EXCERPTED DATA.

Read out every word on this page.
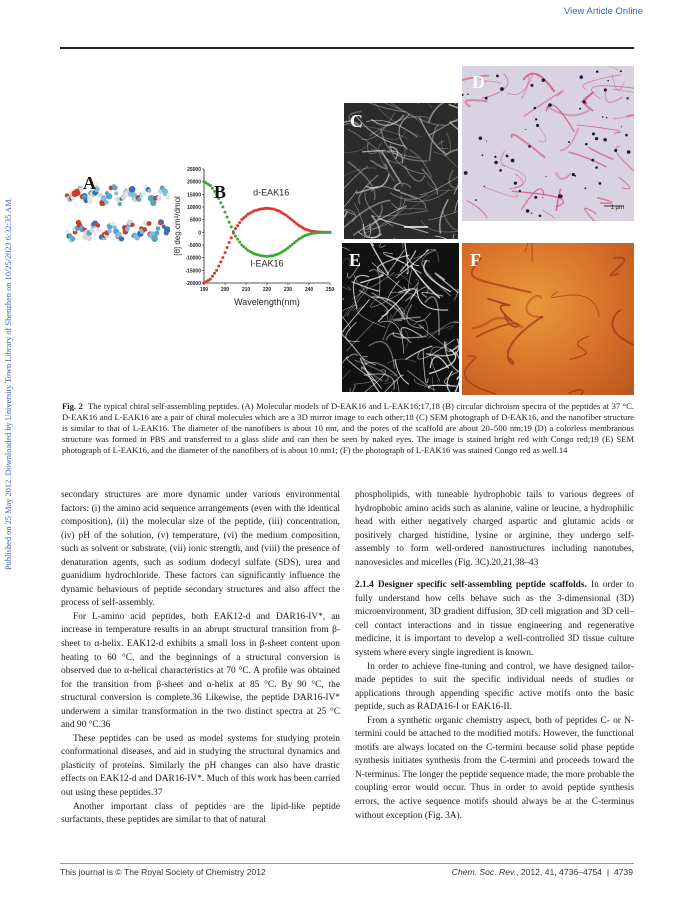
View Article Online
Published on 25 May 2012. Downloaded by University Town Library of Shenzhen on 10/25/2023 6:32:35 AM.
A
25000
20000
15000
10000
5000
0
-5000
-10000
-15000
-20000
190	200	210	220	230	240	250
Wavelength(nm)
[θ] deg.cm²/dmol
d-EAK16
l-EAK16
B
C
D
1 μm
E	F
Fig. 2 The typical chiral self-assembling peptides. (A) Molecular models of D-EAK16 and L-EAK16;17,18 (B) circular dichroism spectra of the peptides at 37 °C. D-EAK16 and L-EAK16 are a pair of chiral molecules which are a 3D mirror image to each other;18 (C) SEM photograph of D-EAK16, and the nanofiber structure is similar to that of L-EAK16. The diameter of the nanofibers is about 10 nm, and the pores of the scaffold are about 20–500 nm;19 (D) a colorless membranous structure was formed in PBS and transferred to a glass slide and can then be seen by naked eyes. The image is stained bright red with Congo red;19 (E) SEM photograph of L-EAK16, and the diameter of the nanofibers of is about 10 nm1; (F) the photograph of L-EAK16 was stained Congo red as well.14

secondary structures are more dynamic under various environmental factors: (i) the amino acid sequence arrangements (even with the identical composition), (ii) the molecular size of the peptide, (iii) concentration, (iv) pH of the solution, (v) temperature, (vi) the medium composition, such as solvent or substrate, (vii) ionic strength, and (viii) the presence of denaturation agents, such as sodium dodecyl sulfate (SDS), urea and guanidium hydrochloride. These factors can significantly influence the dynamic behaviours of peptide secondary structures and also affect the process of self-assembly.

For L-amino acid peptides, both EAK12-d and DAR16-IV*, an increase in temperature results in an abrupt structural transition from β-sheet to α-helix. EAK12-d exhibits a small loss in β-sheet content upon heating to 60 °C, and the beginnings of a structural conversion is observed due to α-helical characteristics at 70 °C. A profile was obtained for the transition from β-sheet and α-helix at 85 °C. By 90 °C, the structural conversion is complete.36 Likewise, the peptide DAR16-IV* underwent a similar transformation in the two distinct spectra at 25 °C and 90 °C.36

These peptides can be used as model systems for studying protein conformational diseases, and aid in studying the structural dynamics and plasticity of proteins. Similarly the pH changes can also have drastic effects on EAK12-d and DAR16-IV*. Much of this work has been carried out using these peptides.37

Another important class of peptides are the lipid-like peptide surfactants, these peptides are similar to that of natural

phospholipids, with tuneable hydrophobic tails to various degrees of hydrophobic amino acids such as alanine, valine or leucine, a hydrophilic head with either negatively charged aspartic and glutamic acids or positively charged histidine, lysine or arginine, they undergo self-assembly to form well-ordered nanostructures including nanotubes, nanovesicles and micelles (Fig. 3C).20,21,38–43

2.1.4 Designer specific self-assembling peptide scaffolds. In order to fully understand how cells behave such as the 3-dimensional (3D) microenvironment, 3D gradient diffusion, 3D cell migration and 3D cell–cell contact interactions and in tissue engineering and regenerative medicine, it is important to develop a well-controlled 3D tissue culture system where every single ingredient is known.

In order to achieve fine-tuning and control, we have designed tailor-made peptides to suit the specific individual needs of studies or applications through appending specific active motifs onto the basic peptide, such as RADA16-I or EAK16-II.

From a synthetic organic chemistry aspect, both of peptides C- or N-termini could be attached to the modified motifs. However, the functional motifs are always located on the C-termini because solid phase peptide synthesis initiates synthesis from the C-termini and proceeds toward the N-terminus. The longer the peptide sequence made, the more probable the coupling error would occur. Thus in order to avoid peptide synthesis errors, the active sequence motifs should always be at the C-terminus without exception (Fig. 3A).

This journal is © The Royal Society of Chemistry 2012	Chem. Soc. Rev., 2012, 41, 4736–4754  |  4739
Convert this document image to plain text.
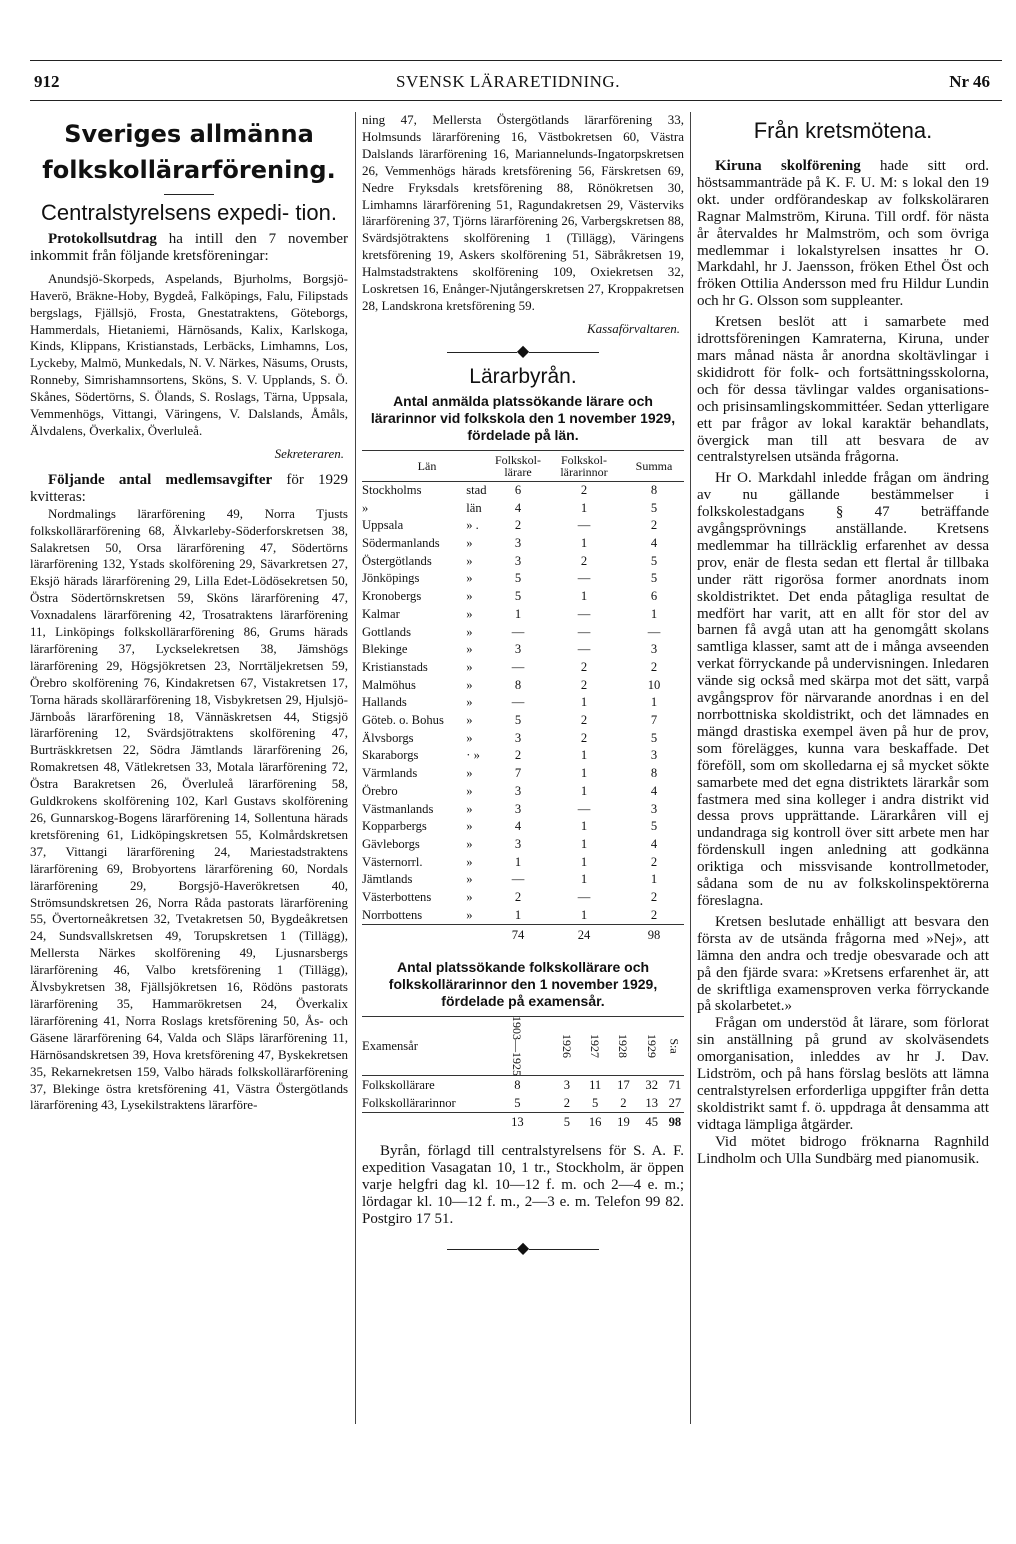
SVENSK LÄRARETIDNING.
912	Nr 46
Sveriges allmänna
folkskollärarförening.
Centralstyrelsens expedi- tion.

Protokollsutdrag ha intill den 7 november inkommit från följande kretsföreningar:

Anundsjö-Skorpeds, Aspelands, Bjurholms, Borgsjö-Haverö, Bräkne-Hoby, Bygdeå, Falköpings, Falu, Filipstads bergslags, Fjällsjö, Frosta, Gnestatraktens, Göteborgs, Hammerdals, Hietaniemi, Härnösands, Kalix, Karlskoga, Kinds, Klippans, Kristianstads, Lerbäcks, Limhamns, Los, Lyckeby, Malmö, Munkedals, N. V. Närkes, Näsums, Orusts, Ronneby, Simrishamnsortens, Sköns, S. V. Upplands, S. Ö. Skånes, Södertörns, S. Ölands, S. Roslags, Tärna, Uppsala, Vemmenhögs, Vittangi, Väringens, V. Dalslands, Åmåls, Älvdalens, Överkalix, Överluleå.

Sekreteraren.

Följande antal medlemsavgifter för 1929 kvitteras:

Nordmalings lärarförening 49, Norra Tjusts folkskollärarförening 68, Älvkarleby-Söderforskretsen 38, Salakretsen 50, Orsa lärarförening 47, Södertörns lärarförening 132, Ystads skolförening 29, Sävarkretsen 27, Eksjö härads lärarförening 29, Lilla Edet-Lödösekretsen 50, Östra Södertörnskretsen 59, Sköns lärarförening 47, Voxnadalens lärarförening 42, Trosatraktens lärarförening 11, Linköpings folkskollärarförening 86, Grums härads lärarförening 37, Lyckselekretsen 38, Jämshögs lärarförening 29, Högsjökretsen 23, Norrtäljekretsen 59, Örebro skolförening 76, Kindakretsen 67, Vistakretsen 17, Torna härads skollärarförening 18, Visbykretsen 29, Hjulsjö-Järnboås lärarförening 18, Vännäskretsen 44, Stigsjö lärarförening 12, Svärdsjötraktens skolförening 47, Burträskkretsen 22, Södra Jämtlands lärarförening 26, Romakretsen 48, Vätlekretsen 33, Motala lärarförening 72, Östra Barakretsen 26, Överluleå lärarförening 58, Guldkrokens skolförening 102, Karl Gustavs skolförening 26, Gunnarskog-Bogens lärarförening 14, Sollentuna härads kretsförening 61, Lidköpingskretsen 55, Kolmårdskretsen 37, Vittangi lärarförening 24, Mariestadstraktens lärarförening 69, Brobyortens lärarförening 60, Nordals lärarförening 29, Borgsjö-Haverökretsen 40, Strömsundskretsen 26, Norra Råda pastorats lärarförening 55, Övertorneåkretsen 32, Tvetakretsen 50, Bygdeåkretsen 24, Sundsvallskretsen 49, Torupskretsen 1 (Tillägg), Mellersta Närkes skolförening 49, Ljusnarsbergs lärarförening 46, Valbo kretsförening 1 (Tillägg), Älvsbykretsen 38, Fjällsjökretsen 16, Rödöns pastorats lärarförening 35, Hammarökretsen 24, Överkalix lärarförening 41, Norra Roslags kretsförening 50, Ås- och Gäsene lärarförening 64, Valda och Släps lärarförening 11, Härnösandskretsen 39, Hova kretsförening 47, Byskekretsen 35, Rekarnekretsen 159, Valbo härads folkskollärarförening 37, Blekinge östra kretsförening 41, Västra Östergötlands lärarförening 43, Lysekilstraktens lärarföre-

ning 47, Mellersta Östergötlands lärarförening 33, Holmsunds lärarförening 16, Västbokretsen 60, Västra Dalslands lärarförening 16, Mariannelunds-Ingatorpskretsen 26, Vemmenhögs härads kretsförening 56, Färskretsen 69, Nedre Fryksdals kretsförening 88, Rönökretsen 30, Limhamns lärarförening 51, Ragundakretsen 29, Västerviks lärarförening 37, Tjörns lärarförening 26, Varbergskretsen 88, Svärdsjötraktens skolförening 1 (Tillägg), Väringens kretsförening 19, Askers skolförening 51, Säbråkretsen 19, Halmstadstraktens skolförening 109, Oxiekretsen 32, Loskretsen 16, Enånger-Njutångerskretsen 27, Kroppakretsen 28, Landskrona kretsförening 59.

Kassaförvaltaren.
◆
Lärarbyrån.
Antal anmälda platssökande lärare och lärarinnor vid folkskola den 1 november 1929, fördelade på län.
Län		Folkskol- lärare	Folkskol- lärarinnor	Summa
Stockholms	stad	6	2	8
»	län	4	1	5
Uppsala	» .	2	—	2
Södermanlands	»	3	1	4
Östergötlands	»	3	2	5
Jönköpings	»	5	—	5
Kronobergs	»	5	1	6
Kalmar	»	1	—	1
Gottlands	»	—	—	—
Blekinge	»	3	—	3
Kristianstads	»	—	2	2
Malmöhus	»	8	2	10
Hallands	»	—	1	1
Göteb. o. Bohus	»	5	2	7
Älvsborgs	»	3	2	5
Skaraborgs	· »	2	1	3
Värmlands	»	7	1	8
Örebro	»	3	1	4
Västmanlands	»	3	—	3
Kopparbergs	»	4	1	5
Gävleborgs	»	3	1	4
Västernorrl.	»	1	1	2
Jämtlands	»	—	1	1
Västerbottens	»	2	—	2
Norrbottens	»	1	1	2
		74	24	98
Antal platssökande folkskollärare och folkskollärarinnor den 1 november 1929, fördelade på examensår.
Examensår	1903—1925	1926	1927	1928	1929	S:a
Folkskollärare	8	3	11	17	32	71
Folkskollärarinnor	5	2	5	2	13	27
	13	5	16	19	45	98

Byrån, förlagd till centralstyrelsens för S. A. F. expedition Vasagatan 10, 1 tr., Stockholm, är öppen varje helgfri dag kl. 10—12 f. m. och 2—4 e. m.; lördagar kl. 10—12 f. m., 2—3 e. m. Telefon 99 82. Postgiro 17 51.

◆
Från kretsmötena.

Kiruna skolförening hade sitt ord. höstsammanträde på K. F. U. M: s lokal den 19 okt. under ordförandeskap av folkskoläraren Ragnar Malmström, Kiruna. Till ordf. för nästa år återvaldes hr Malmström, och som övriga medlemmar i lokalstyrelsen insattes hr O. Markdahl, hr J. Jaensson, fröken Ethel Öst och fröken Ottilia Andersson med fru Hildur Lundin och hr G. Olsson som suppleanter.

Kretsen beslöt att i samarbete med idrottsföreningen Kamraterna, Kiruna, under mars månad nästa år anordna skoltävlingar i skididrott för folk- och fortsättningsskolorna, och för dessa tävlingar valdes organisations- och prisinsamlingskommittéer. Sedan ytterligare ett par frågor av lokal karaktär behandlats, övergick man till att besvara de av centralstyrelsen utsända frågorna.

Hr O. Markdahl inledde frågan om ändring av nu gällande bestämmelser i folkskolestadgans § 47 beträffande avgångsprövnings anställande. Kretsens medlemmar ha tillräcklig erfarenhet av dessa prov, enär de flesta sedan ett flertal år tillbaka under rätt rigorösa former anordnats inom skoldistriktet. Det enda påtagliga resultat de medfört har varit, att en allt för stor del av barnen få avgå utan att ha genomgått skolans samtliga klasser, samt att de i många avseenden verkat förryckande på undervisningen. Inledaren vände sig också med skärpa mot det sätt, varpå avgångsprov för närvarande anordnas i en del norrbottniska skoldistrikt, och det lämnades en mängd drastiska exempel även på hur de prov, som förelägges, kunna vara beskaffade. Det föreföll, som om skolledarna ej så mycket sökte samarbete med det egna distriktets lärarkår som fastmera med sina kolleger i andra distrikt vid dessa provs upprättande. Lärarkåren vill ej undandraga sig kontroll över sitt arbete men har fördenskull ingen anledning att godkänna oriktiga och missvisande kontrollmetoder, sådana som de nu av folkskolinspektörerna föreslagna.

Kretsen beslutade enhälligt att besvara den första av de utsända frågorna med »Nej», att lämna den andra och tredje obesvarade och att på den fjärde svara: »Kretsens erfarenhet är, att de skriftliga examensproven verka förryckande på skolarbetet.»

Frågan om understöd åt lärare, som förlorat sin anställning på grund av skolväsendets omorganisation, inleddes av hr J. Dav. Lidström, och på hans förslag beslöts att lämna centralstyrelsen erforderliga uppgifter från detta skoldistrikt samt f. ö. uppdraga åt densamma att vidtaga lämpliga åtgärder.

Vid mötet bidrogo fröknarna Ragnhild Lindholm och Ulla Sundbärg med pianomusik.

HOW TO COMPLETE THIS TASK.
Please give the number of lines in the listing that include "platssökande", with nothing else.

YOUR RESPONSE.
2